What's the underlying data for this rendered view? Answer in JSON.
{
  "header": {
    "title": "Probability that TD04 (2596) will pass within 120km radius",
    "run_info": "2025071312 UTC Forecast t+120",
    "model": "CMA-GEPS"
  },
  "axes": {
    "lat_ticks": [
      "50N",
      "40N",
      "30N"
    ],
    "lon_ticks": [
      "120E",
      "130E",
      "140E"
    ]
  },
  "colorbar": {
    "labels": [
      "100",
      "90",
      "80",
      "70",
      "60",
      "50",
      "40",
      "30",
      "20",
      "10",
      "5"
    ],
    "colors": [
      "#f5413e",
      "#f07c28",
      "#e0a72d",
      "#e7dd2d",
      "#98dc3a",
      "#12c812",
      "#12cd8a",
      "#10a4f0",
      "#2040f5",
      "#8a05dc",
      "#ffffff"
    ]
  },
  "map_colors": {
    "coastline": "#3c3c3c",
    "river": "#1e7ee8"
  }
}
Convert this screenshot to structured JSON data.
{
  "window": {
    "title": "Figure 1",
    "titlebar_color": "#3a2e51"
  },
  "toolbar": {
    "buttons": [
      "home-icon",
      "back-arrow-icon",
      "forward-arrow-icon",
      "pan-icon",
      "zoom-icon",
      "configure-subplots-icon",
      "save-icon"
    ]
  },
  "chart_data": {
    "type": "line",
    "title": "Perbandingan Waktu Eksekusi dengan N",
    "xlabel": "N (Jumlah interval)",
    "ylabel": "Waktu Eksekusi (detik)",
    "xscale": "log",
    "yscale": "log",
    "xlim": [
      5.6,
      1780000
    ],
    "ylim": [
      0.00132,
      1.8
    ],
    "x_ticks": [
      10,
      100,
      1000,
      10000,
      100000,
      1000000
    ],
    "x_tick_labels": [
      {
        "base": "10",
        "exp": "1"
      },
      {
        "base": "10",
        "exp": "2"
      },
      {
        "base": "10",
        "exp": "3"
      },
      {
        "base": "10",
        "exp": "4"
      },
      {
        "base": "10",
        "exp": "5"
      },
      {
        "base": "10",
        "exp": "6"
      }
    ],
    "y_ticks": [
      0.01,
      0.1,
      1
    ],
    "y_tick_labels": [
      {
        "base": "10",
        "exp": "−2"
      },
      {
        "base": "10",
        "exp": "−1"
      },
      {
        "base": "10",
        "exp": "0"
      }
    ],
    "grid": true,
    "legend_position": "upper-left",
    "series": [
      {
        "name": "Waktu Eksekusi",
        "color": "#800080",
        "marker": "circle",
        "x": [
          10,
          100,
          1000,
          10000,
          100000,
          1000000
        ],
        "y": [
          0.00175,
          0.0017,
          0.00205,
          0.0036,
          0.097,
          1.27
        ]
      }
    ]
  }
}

OBJECTIVE: Take the data above and return it exactly.

OUTPUT FOR THIS TASK:
What's the underlying data for this rendered view? Answer in JSON.
{
  "header": {
    "title": "Probability that TD04 (2596) will pass within 120km radius",
    "run_info": "2025071312 UTC Forecast t+120",
    "model": "CMA-GEPS"
  },
  "axes": {
    "lat_ticks": [
      "50N",
      "40N",
      "30N"
    ],
    "lon_ticks": [
      "120E",
      "130E",
      "140E"
    ]
  },
  "colorbar": {
    "labels": [
      "100",
      "90",
      "80",
      "70",
      "60",
      "50",
      "40",
      "30",
      "20",
      "10",
      "5"
    ],
    "colors": [
      "#f5413e",
      "#f07c28",
      "#e0a72d",
      "#e7dd2d",
      "#98dc3a",
      "#12c812",
      "#12cd8a",
      "#10a4f0",
      "#2040f5",
      "#8a05dc",
      "#ffffff"
    ]
  },
  "map_colors": {
    "coastline": "#3c3c3c",
    "river": "#1e7ee8"
  }
}
Convert this screenshot to structured JSON data.
{
  "window": {
    "title": "Figure 1",
    "titlebar_color": "#3a2e51"
  },
  "toolbar": {
    "buttons": [
      "home-icon",
      "back-arrow-icon",
      "forward-arrow-icon",
      "pan-icon",
      "zoom-icon",
      "configure-subplots-icon",
      "save-icon"
    ]
  },
  "chart_data": {
    "type": "line",
    "title": "Perbandingan Waktu Eksekusi dengan N",
    "xlabel": "N (Jumlah interval)",
    "ylabel": "Waktu Eksekusi (detik)",
    "xscale": "log",
    "yscale": "log",
    "xlim": [
      5.6,
      1780000
    ],
    "ylim": [
      0.00132,
      1.8
    ],
    "x_ticks": [
      10,
      100,
      1000,
      10000,
      100000,
      1000000
    ],
    "x_tick_labels": [
      {
        "base": "10",
        "exp": "1"
      },
      {
        "base": "10",
        "exp": "2"
      },
      {
        "base": "10",
        "exp": "3"
      },
      {
        "base": "10",
        "exp": "4"
      },
      {
        "base": "10",
        "exp": "5"
      },
      {
        "base": "10",
        "exp": "6"
      }
    ],
    "y_ticks": [
      0.01,
      0.1,
      1
    ],
    "y_tick_labels": [
      {
        "base": "10",
        "exp": "−2"
      },
      {
        "base": "10",
        "exp": "−1"
      },
      {
        "base": "10",
        "exp": "0"
      }
    ],
    "grid": true,
    "legend_position": "upper-left",
    "series": [
      {
        "name": "Waktu Eksekusi",
        "color": "#800080",
        "marker": "circle",
        "x": [
          10,
          100,
          1000,
          10000,
          100000,
          1000000
        ],
        "y": [
          0.00175,
          0.0017,
          0.00205,
          0.0036,
          0.097,
          1.27
        ]
      }
    ]
  }
}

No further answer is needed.